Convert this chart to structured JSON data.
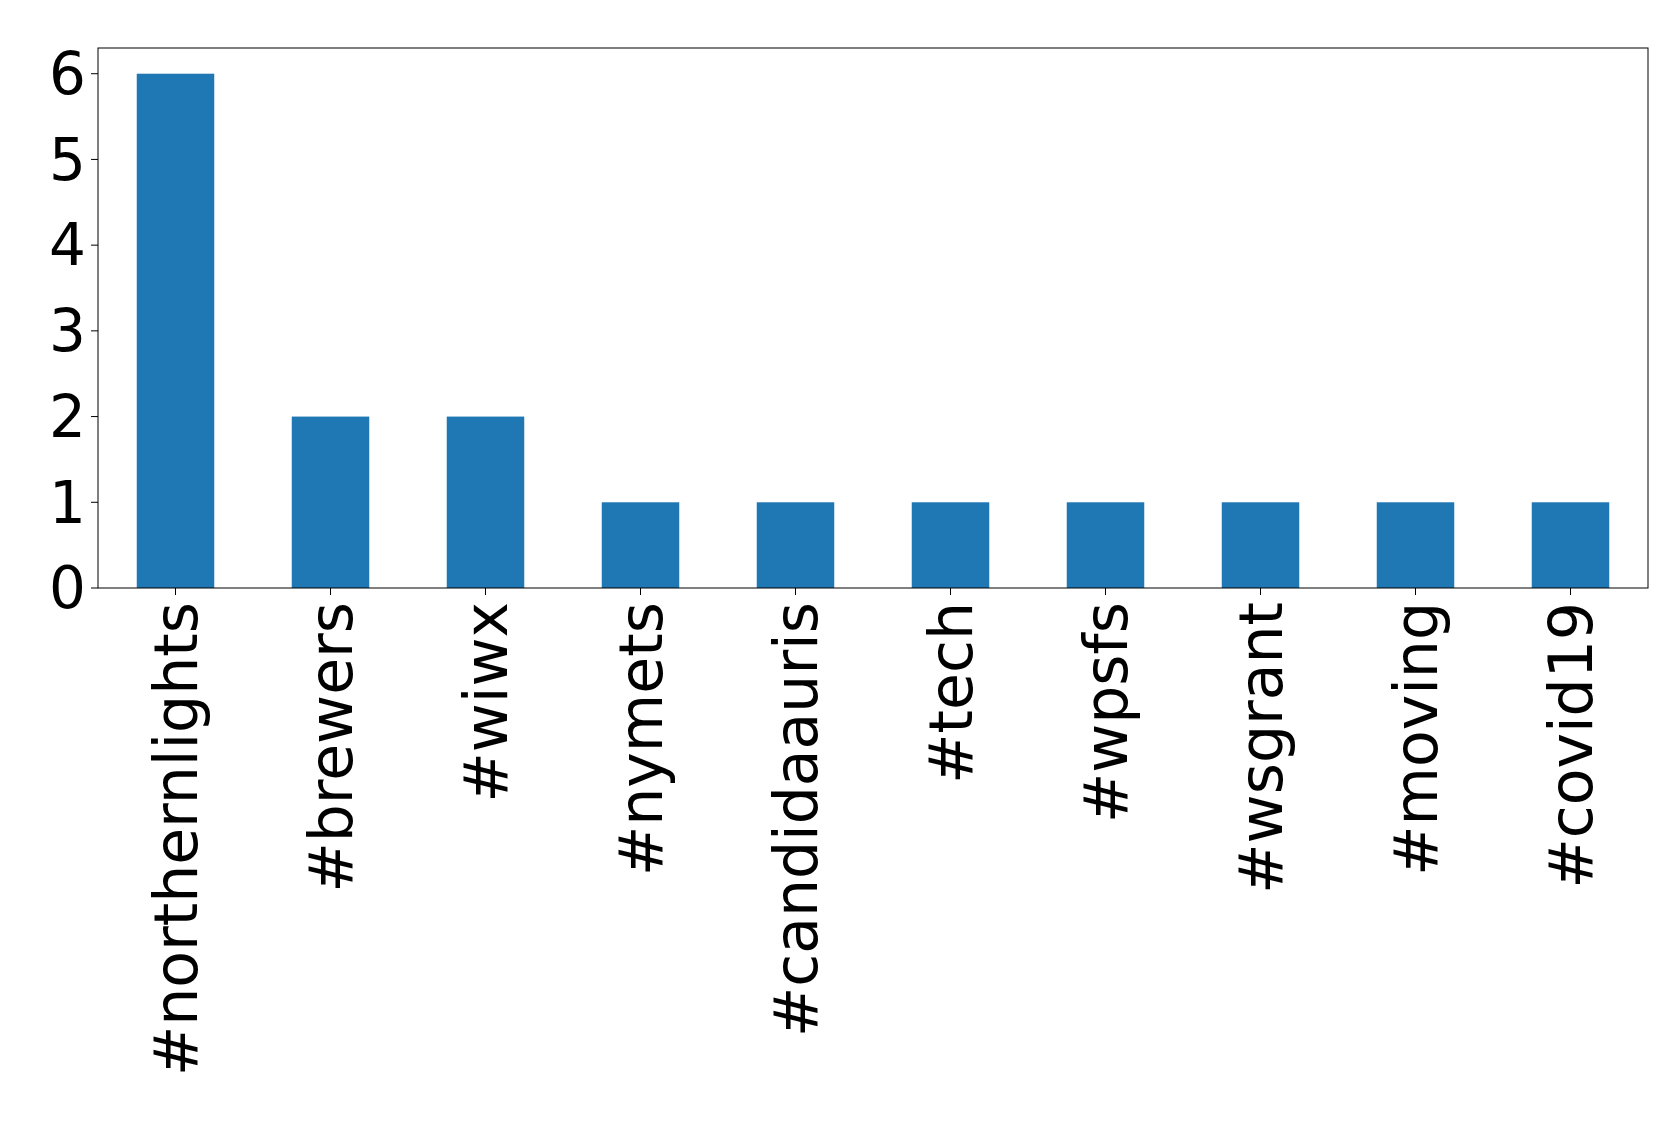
{
  "chart_data": {
    "type": "bar",
    "categories": [
      "#northernlights",
      "#brewers",
      "#wiwx",
      "#nymets",
      "#candidaauris",
      "#tech",
      "#wpsfs",
      "#wsgrant",
      "#moving",
      "#covid19"
    ],
    "values": [
      6,
      2,
      2,
      1,
      1,
      1,
      1,
      1,
      1,
      1
    ],
    "color": "#1f77b4",
    "ylim": [
      0,
      6.3
    ],
    "yticks": [
      0,
      1,
      2,
      3,
      4,
      5,
      6
    ],
    "grid": false
  }
}
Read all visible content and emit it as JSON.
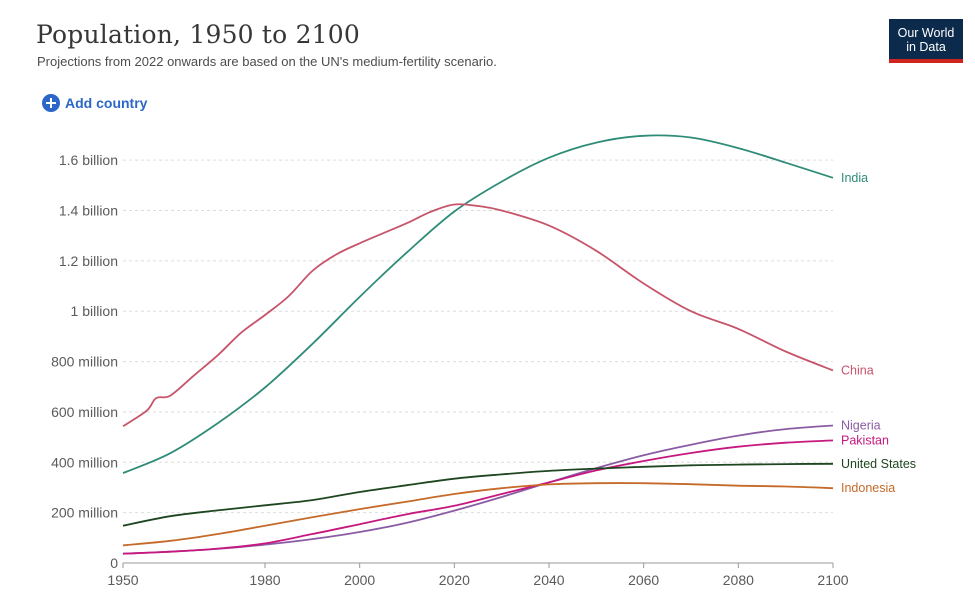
{
  "header": {
    "title": "Population, 1950 to 2100",
    "subtitle": "Projections from 2022 onwards are based on the UN's medium-fertility scenario.",
    "logo_line1": "Our World",
    "logo_line2": "in Data"
  },
  "controls": {
    "add_country_label": "Add country"
  },
  "colors": {
    "logo_bg": "#0c2a4b",
    "logo_accent": "#ce261e",
    "link": "#2c66c9"
  },
  "chart_data": {
    "type": "line",
    "title": "Population, 1950 to 2100",
    "subtitle": "Projections from 2022 onwards are based on the UN's medium-fertility scenario.",
    "xlim": [
      1950,
      2100
    ],
    "ylim": [
      0,
      1700000000
    ],
    "x_ticks": [
      1950,
      1980,
      2000,
      2020,
      2040,
      2060,
      2080,
      2100
    ],
    "y_ticks": [
      {
        "value": 0,
        "label": "0"
      },
      {
        "value": 200000000,
        "label": "200 million"
      },
      {
        "value": 400000000,
        "label": "400 million"
      },
      {
        "value": 600000000,
        "label": "600 million"
      },
      {
        "value": 800000000,
        "label": "800 million"
      },
      {
        "value": 1000000000,
        "label": "1 billion"
      },
      {
        "value": 1200000000,
        "label": "1.2 billion"
      },
      {
        "value": 1400000000,
        "label": "1.4 billion"
      },
      {
        "value": 1600000000,
        "label": "1.6 billion"
      }
    ],
    "grid": true,
    "legend": "inline-right",
    "series": [
      {
        "name": "India",
        "color": "#2e8c78",
        "x": [
          1950,
          1960,
          1970,
          1980,
          1990,
          2000,
          2010,
          2020,
          2030,
          2040,
          2050,
          2060,
          2070,
          2080,
          2090,
          2100
        ],
        "y": [
          357000000,
          436000000,
          555000000,
          697000000,
          870000000,
          1057000000,
          1234000000,
          1396000000,
          1515000000,
          1610000000,
          1670000000,
          1697000000,
          1690000000,
          1648000000,
          1590000000,
          1530000000
        ]
      },
      {
        "name": "China",
        "color": "#c7546a",
        "x": [
          1950,
          1955,
          1957,
          1960,
          1965,
          1970,
          1975,
          1980,
          1985,
          1990,
          1995,
          2000,
          2005,
          2010,
          2015,
          2020,
          2025,
          2030,
          2040,
          2050,
          2060,
          2070,
          2080,
          2090,
          2100
        ],
        "y": [
          543000000,
          605000000,
          655000000,
          665000000,
          745000000,
          825000000,
          915000000,
          985000000,
          1060000000,
          1160000000,
          1225000000,
          1270000000,
          1310000000,
          1350000000,
          1395000000,
          1424000000,
          1418000000,
          1400000000,
          1340000000,
          1240000000,
          1110000000,
          1000000000,
          930000000,
          840000000,
          765000000
        ]
      },
      {
        "name": "Nigeria",
        "color": "#8a5ca4",
        "x": [
          1950,
          1960,
          1970,
          1980,
          1990,
          2000,
          2010,
          2020,
          2030,
          2040,
          2050,
          2060,
          2070,
          2080,
          2090,
          2100
        ],
        "y": [
          37000000,
          45000000,
          56000000,
          73000000,
          95000000,
          123000000,
          160000000,
          208000000,
          262000000,
          320000000,
          377000000,
          428000000,
          470000000,
          506000000,
          532000000,
          546000000
        ]
      },
      {
        "name": "Pakistan",
        "color": "#c6187f",
        "x": [
          1950,
          1960,
          1970,
          1980,
          1990,
          2000,
          2010,
          2020,
          2030,
          2040,
          2050,
          2060,
          2070,
          2080,
          2090,
          2100
        ],
        "y": [
          37000000,
          45000000,
          57000000,
          78000000,
          115000000,
          154000000,
          194000000,
          227000000,
          274000000,
          320000000,
          368000000,
          405000000,
          437000000,
          462000000,
          478000000,
          487000000
        ]
      },
      {
        "name": "United States",
        "color": "#1e4620",
        "x": [
          1950,
          1960,
          1970,
          1980,
          1990,
          2000,
          2010,
          2020,
          2030,
          2040,
          2050,
          2060,
          2070,
          2080,
          2090,
          2100
        ],
        "y": [
          148000000,
          186000000,
          209000000,
          229000000,
          250000000,
          282000000,
          309000000,
          335000000,
          352000000,
          366000000,
          375000000,
          382000000,
          388000000,
          391000000,
          393000000,
          394000000
        ]
      },
      {
        "name": "Indonesia",
        "color": "#c56a2a",
        "x": [
          1950,
          1960,
          1970,
          1980,
          1990,
          2000,
          2010,
          2020,
          2030,
          2040,
          2050,
          2060,
          2070,
          2080,
          2090,
          2100
        ],
        "y": [
          70000000,
          88000000,
          115000000,
          148000000,
          182000000,
          214000000,
          244000000,
          274000000,
          297000000,
          312000000,
          317000000,
          317000000,
          313000000,
          307000000,
          304000000,
          297000000
        ]
      }
    ],
    "labels": [
      {
        "name": "India",
        "color": "#2e8c78"
      },
      {
        "name": "China",
        "color": "#c7546a"
      },
      {
        "name": "Nigeria",
        "color": "#8a5ca4"
      },
      {
        "name": "Pakistan",
        "color": "#c6187f"
      },
      {
        "name": "United States",
        "color": "#1e4620"
      },
      {
        "name": "Indonesia",
        "color": "#c56a2a"
      }
    ]
  }
}
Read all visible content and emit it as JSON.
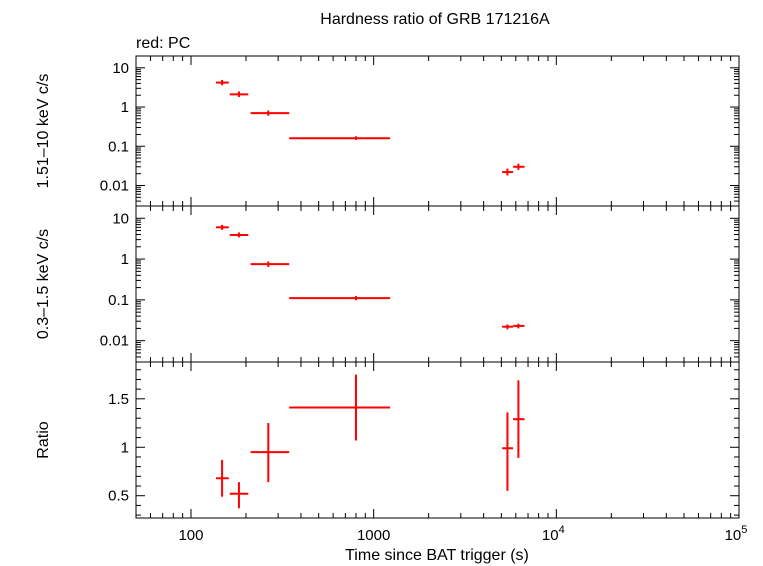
{
  "chart_data": {
    "type": "scatter",
    "title": "Hardness ratio of GRB 171216A",
    "subtitle": "red: PC",
    "xlabel": "Time since BAT trigger (s)",
    "xscale": "log",
    "xlim": [
      50,
      100000
    ],
    "x_tick_labels": [
      {
        "value": 100,
        "label": "100"
      },
      {
        "value": 1000,
        "label": "1000"
      },
      {
        "value": 10000,
        "label": "10",
        "exponent": "4"
      },
      {
        "value": 100000,
        "label": "10",
        "exponent": "5"
      }
    ],
    "series_color": "#ff0000",
    "panels": [
      {
        "ylabel": "1.51–10 keV c/s",
        "yscale": "log",
        "ylim": [
          0.003,
          20
        ],
        "y_tick_labels": [
          {
            "value": 10,
            "label": "10"
          },
          {
            "value": 1,
            "label": "1"
          },
          {
            "value": 0.1,
            "label": "0.1"
          },
          {
            "value": 0.01,
            "label": "0.01"
          }
        ],
        "points": [
          {
            "x": 148,
            "xlo": 137,
            "xhi": 161,
            "y": 4.2,
            "ylo": 3.6,
            "yhi": 4.9
          },
          {
            "x": 183,
            "xlo": 163,
            "xhi": 206,
            "y": 2.1,
            "ylo": 1.8,
            "yhi": 2.5
          },
          {
            "x": 265,
            "xlo": 212,
            "xhi": 345,
            "y": 0.7,
            "ylo": 0.6,
            "yhi": 0.82
          },
          {
            "x": 800,
            "xlo": 345,
            "xhi": 1230,
            "y": 0.16,
            "ylo": 0.145,
            "yhi": 0.18
          },
          {
            "x": 5400,
            "xlo": 5050,
            "xhi": 5800,
            "y": 0.022,
            "ylo": 0.018,
            "yhi": 0.027
          },
          {
            "x": 6200,
            "xlo": 5800,
            "xhi": 6700,
            "y": 0.03,
            "ylo": 0.025,
            "yhi": 0.036
          }
        ]
      },
      {
        "ylabel": "0.3–1.5 keV c/s",
        "yscale": "log",
        "ylim": [
          0.003,
          20
        ],
        "y_tick_labels": [
          {
            "value": 10,
            "label": "10"
          },
          {
            "value": 1,
            "label": "1"
          },
          {
            "value": 0.1,
            "label": "0.1"
          },
          {
            "value": 0.01,
            "label": "0.01"
          }
        ],
        "points": [
          {
            "x": 148,
            "xlo": 137,
            "xhi": 161,
            "y": 6.0,
            "ylo": 5.2,
            "yhi": 6.9
          },
          {
            "x": 183,
            "xlo": 163,
            "xhi": 206,
            "y": 3.9,
            "ylo": 3.4,
            "yhi": 4.5
          },
          {
            "x": 265,
            "xlo": 212,
            "xhi": 345,
            "y": 0.75,
            "ylo": 0.64,
            "yhi": 0.87
          },
          {
            "x": 800,
            "xlo": 345,
            "xhi": 1230,
            "y": 0.11,
            "ylo": 0.098,
            "yhi": 0.124
          },
          {
            "x": 5400,
            "xlo": 5050,
            "xhi": 5800,
            "y": 0.022,
            "ylo": 0.019,
            "yhi": 0.025
          },
          {
            "x": 6200,
            "xlo": 5800,
            "xhi": 6700,
            "y": 0.023,
            "ylo": 0.02,
            "yhi": 0.026
          }
        ]
      },
      {
        "ylabel": "Ratio",
        "yscale": "linear",
        "ylim": [
          0.27,
          1.88
        ],
        "y_tick_labels": [
          {
            "value": 1.5,
            "label": "1.5"
          },
          {
            "value": 1,
            "label": "1"
          },
          {
            "value": 0.5,
            "label": "0.5"
          }
        ],
        "points": [
          {
            "x": 148,
            "xlo": 137,
            "xhi": 161,
            "y": 0.68,
            "ylo": 0.49,
            "yhi": 0.87
          },
          {
            "x": 183,
            "xlo": 163,
            "xhi": 206,
            "y": 0.52,
            "ylo": 0.37,
            "yhi": 0.64
          },
          {
            "x": 265,
            "xlo": 212,
            "xhi": 345,
            "y": 0.95,
            "ylo": 0.64,
            "yhi": 1.25
          },
          {
            "x": 800,
            "xlo": 345,
            "xhi": 1230,
            "y": 1.41,
            "ylo": 1.07,
            "yhi": 1.75
          },
          {
            "x": 5400,
            "xlo": 5050,
            "xhi": 5800,
            "y": 0.99,
            "ylo": 0.55,
            "yhi": 1.36
          },
          {
            "x": 6200,
            "xlo": 5800,
            "xhi": 6700,
            "y": 1.29,
            "ylo": 0.89,
            "yhi": 1.69
          }
        ]
      }
    ]
  }
}
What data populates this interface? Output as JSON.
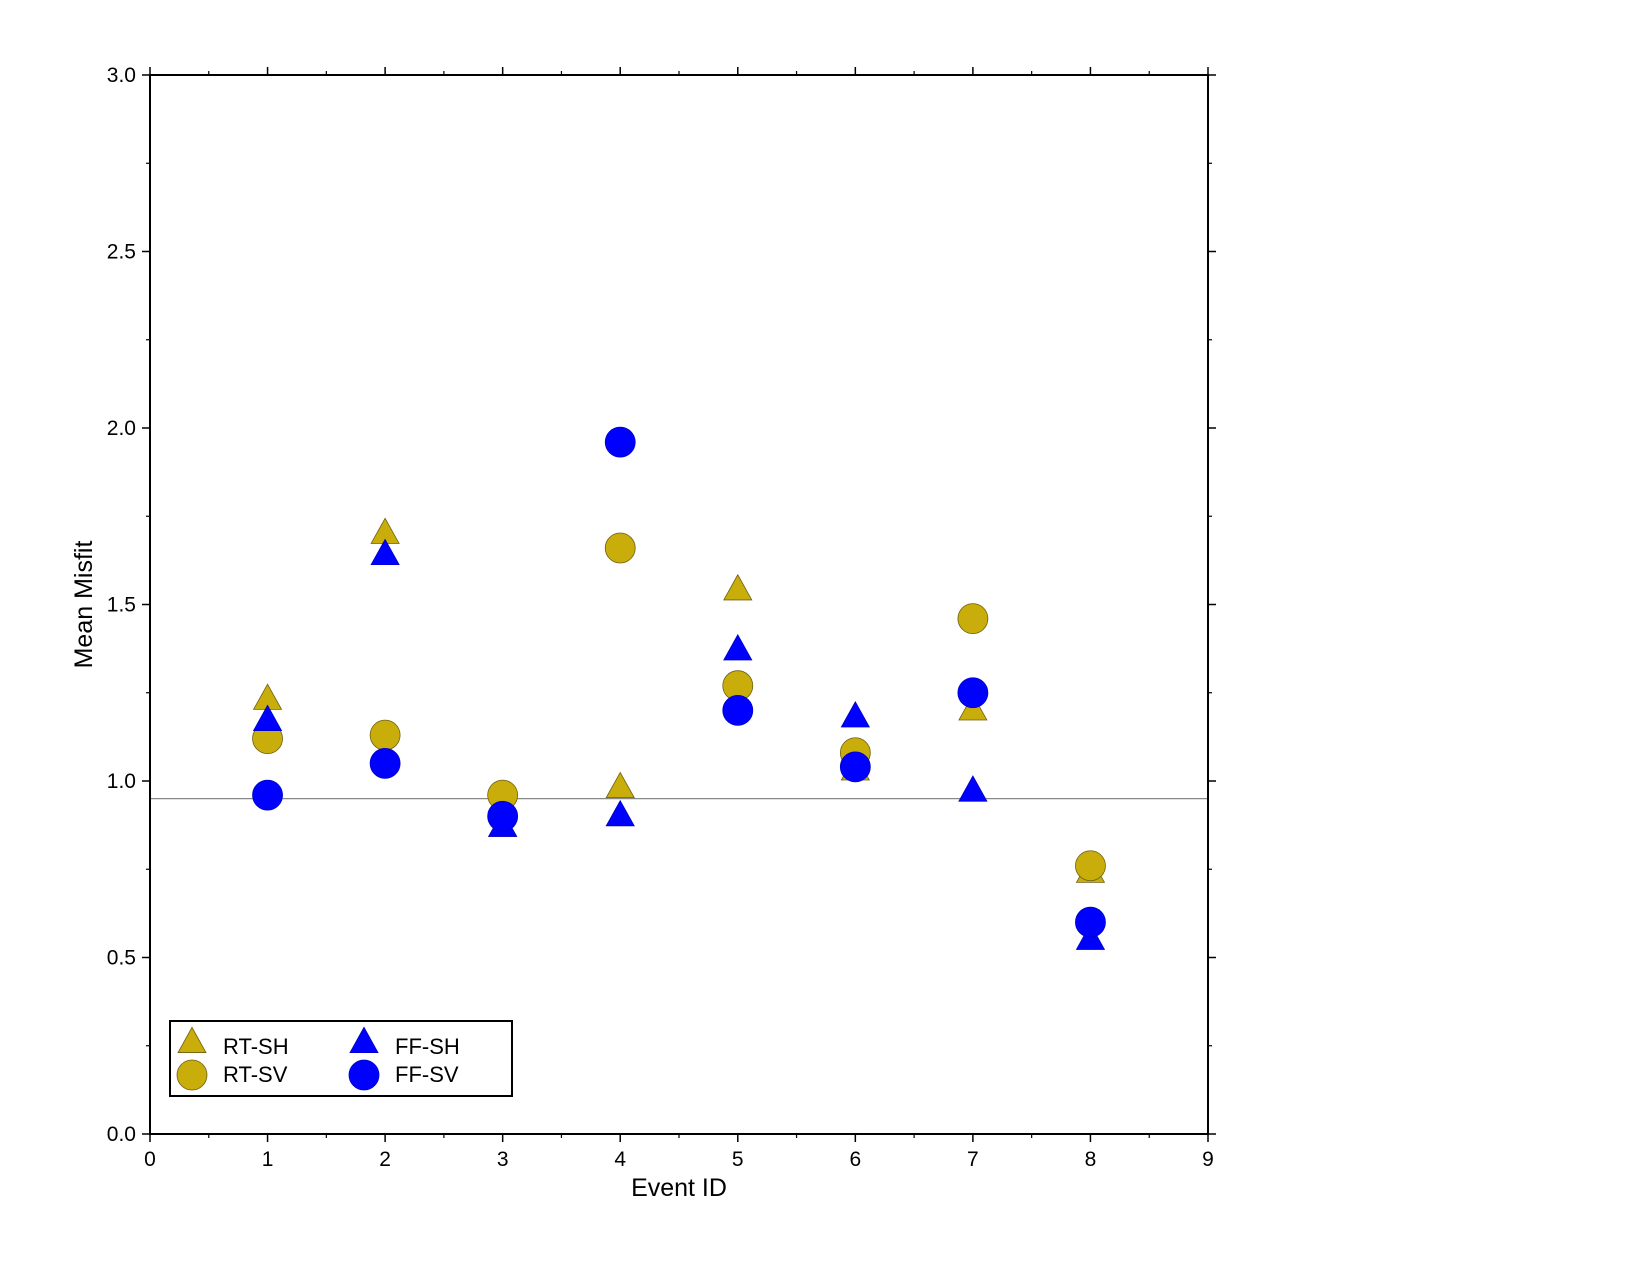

§

**Exercise directions**: Identify all lines in the records above with the word "JSON".

**Output of the task**:
Convert this chart to structured JSON data.
Read all visible content and emit it as JSON.
Read all visible content and emit it as JSON.
What data populates this interface? Output as JSON.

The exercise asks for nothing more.